Reimbursing Employees for Healthcare

The IRS says that Health Reimbursement Arrangements (HRAs) and medical reimbursement plans do not comply with the provisions of the Affordable Care Act (ACA).

Non-Compliant Plans

An HRA is an arrangement whereby an employer funds an account for its employees and the employees are reimbursed for qualified medical expenses, up to a maximum amount, tax-free. A medical reimbursement plan, or employer payment plan (EPP), is an arrangement where an employer reimburses an employee for health insurance premiums for an individual plan or pays the employee’s individual premiums directly to the insurance company.

The ACA does not allow a group health plan to limit medical benefits, making both an HRA and EPP non-compliant. Furthermore, the ACA requires that plans provide certain preventive care services without sharing costs, which an EPP fails to do. A group health plan that fails to meet the  requirements of the ACA may be subject to an excise tax of up to $100 per employee, per day. This adds up to $36,500 per employee for a year of non-compliance!

A group health plan is a plan that has no less than two participants who are current employees to which the employer contributes. Therefore, if only one employee is covered under the HRA or EPP, the plan should not be subject to the excise tax.

[Records from a collection]
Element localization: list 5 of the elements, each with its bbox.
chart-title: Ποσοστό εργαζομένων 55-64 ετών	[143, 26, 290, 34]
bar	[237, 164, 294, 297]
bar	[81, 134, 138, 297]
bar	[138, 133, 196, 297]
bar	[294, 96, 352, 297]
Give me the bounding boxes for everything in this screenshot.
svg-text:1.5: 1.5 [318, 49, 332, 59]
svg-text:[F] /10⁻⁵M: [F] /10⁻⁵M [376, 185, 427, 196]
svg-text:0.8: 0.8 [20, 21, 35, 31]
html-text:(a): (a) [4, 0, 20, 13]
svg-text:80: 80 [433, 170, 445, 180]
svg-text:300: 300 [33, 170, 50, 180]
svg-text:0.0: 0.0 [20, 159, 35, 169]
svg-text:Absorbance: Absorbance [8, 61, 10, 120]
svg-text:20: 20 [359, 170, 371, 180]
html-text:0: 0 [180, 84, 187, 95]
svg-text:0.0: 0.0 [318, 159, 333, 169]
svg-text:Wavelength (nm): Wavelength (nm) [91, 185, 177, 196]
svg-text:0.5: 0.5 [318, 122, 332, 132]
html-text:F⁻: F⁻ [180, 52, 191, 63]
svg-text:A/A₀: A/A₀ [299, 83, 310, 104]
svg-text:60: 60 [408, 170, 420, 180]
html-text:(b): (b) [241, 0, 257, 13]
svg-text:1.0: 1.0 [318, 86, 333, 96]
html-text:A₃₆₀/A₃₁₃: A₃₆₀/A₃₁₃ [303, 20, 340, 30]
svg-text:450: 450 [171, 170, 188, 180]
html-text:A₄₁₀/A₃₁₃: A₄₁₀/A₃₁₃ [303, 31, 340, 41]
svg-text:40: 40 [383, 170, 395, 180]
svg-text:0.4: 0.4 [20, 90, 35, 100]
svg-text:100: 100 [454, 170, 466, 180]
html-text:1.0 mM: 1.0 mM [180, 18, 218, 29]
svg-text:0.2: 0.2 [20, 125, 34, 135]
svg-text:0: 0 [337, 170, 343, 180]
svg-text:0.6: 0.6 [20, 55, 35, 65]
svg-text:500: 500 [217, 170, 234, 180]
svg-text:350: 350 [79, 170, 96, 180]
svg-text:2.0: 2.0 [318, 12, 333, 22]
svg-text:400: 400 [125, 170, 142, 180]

Work request:
Copy the stretch of the article on reimbursing employees for healthcare from "An HRA is an" through "year of non-compliance!". This listing bears no relation to the article on reimbursing employees for healthcare.

Your response:
An HRA is an arrangement whereby an employer funds an account for its employees and the employees are reimbursed for qualified medical expenses, up to a maximum amount, tax-free. A medical reimbursement plan, or employer payment plan (EPP), is an arrangement where an employer reimburses an employee for health insurance premiums for an individual plan or pays the employee’s individual premiums directly to the insurance company.

The ACA does not allow a group health plan to limit medical benefits, making both an HRA and EPP non-compliant. Furthermore, the ACA requires that plans provide certain preventive care services without sharing costs, which an EPP fails to do. A group health plan that fails to meet the  requirements of the ACA may be subject to an excise tax of up to $100 per employee, per day. This adds up to $36,500 per employee for a year of non-compliance!